* Written exercise *
Find every line in the records below that holds the word "kerja" and copy it.

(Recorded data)
>> begin

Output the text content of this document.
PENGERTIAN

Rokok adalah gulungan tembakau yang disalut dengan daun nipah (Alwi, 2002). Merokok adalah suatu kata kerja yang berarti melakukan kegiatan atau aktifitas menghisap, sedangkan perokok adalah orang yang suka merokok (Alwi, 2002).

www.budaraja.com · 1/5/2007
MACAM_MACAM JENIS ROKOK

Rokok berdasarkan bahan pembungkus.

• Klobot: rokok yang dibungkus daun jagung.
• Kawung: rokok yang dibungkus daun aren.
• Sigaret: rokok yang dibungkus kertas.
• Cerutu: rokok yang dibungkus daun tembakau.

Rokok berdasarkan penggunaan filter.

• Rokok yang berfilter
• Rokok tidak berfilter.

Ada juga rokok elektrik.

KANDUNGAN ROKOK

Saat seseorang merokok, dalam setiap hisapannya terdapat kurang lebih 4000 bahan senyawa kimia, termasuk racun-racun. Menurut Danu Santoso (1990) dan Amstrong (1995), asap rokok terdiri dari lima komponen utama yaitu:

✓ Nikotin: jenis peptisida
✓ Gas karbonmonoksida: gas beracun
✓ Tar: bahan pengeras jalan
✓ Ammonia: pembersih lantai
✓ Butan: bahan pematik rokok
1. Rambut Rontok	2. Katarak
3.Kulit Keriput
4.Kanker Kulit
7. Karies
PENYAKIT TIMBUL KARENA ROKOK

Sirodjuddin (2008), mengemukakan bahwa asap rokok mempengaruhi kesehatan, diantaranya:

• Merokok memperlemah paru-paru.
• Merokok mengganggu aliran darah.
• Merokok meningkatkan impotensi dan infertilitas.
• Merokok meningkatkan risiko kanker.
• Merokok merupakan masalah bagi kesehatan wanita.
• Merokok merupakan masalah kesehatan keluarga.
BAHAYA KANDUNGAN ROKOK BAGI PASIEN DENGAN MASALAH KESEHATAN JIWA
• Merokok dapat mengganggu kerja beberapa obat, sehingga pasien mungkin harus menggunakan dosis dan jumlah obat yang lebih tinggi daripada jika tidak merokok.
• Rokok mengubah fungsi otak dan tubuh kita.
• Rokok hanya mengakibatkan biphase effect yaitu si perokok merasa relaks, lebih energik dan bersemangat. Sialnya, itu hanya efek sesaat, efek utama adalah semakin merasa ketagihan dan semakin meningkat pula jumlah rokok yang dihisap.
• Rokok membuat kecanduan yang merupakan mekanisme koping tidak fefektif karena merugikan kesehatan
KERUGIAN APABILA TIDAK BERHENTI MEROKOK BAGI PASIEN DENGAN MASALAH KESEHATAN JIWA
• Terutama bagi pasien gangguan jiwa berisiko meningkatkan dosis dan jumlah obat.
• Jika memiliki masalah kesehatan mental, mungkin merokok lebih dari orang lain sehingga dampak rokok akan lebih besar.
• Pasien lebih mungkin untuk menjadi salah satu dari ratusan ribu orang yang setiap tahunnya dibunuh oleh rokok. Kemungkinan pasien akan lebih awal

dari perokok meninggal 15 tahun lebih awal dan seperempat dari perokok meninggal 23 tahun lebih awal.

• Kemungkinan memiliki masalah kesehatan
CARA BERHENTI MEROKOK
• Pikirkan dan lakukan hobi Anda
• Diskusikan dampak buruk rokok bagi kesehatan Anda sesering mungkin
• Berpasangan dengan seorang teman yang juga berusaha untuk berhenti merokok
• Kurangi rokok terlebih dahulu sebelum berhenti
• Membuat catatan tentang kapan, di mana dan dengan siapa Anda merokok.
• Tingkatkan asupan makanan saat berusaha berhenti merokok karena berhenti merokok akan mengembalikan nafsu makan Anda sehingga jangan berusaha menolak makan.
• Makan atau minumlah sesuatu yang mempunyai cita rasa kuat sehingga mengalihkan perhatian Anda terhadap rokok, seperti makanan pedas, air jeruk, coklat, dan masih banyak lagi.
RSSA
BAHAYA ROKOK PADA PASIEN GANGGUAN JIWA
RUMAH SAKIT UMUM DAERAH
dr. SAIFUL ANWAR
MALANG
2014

>> end

* Answer to the exercise *
Rokok adalah gulungan tembakau yang disalut dengan daun nipah (Alwi, 2002). Merokok adalah suatu kata kerja yang berarti melakukan kegiatan atau aktifitas menghisap, sedangkan perokok adalah orang yang suka merokok (Alwi, 2002).
• Merokok dapat mengganggu kerja beberapa obat, sehingga pasien mungkin harus menggunakan dosis dan jumlah obat yang lebih tinggi daripada jika tidak merokok.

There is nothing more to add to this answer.